Challenge
Transcribe all of the records word for word, but omit the pictures.

-- start Task data --

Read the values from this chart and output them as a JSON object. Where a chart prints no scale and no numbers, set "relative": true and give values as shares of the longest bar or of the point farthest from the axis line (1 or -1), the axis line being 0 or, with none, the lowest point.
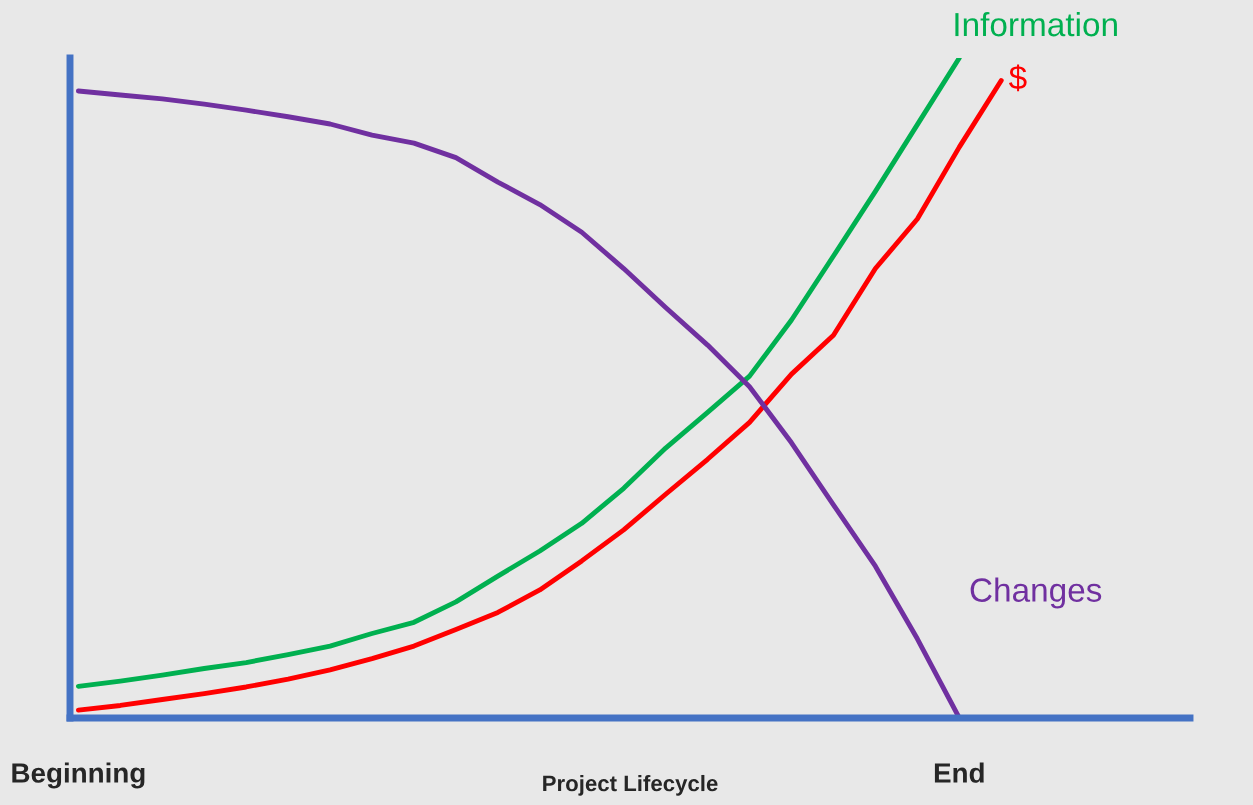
{
  "chart_data": {
    "type": "line",
    "relative": true,
    "xlabel": "Project Lifecycle",
    "categories": [
      "Beginning",
      null,
      null,
      null,
      null,
      null,
      null,
      null,
      null,
      null,
      null,
      null,
      null,
      null,
      null,
      null,
      null,
      null,
      null,
      null,
      null,
      "End",
      null
    ],
    "tick_labels": "x",
    "grid": false,
    "legend": false,
    "marker": "none",
    "line_style": "solid",
    "series": [
      {
        "name": "Information",
        "color": "#00b050",
        "values": [
          0.048,
          0.056,
          0.065,
          0.075,
          0.084,
          0.096,
          0.109,
          0.128,
          0.145,
          0.176,
          0.215,
          0.253,
          0.295,
          0.348,
          0.409,
          0.463,
          0.518,
          0.603,
          0.7,
          0.798,
          0.899,
          1.0,
          null
        ]
      },
      {
        "name": "$",
        "color": "#ff0000",
        "values": [
          0.012,
          0.019,
          0.028,
          0.037,
          0.047,
          0.059,
          0.073,
          0.09,
          0.109,
          0.134,
          0.16,
          0.194,
          0.238,
          0.285,
          0.339,
          0.392,
          0.448,
          0.521,
          0.58,
          0.681,
          0.756,
          0.865,
          0.966
        ]
      },
      {
        "name": "Changes",
        "color": "#7030a0",
        "values": [
          0.95,
          0.944,
          0.938,
          0.93,
          0.921,
          0.911,
          0.9,
          0.883,
          0.871,
          0.849,
          0.812,
          0.778,
          0.736,
          0.681,
          0.622,
          0.565,
          0.502,
          0.417,
          0.323,
          0.23,
          0.12,
          0.0,
          null
        ]
      }
    ]
  }
}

-- end Task data --

Output for this exercise
Read the values from this chart and output them as a JSON object. Where a chart prints no scale and no numbers, set "relative": true and give values as shares of the longest bar or of the point farthest from the axis line (1 or -1), the axis line being 0 or, with none, the lowest point.
{
  "chart_data": {
    "type": "line",
    "relative": true,
    "xlabel": "Project Lifecycle",
    "categories": [
      "Beginning",
      null,
      null,
      null,
      null,
      null,
      null,
      null,
      null,
      null,
      null,
      null,
      null,
      null,
      null,
      null,
      null,
      null,
      null,
      null,
      null,
      "End",
      null
    ],
    "tick_labels": "x",
    "grid": false,
    "legend": false,
    "marker": "none",
    "line_style": "solid",
    "series": [
      {
        "name": "Information",
        "color": "#00b050",
        "values": [
          0.048,
          0.056,
          0.065,
          0.075,
          0.084,
          0.096,
          0.109,
          0.128,
          0.145,
          0.176,
          0.215,
          0.253,
          0.295,
          0.348,
          0.409,
          0.463,
          0.518,
          0.603,
          0.7,
          0.798,
          0.899,
          1.0,
          null
        ]
      },
      {
        "name": "$",
        "color": "#ff0000",
        "values": [
          0.012,
          0.019,
          0.028,
          0.037,
          0.047,
          0.059,
          0.073,
          0.09,
          0.109,
          0.134,
          0.16,
          0.194,
          0.238,
          0.285,
          0.339,
          0.392,
          0.448,
          0.521,
          0.58,
          0.681,
          0.756,
          0.865,
          0.966
        ]
      },
      {
        "name": "Changes",
        "color": "#7030a0",
        "values": [
          0.95,
          0.944,
          0.938,
          0.93,
          0.921,
          0.911,
          0.9,
          0.883,
          0.871,
          0.849,
          0.812,
          0.778,
          0.736,
          0.681,
          0.622,
          0.565,
          0.502,
          0.417,
          0.323,
          0.23,
          0.12,
          0.0,
          null
        ]
      }
    ]
  }
}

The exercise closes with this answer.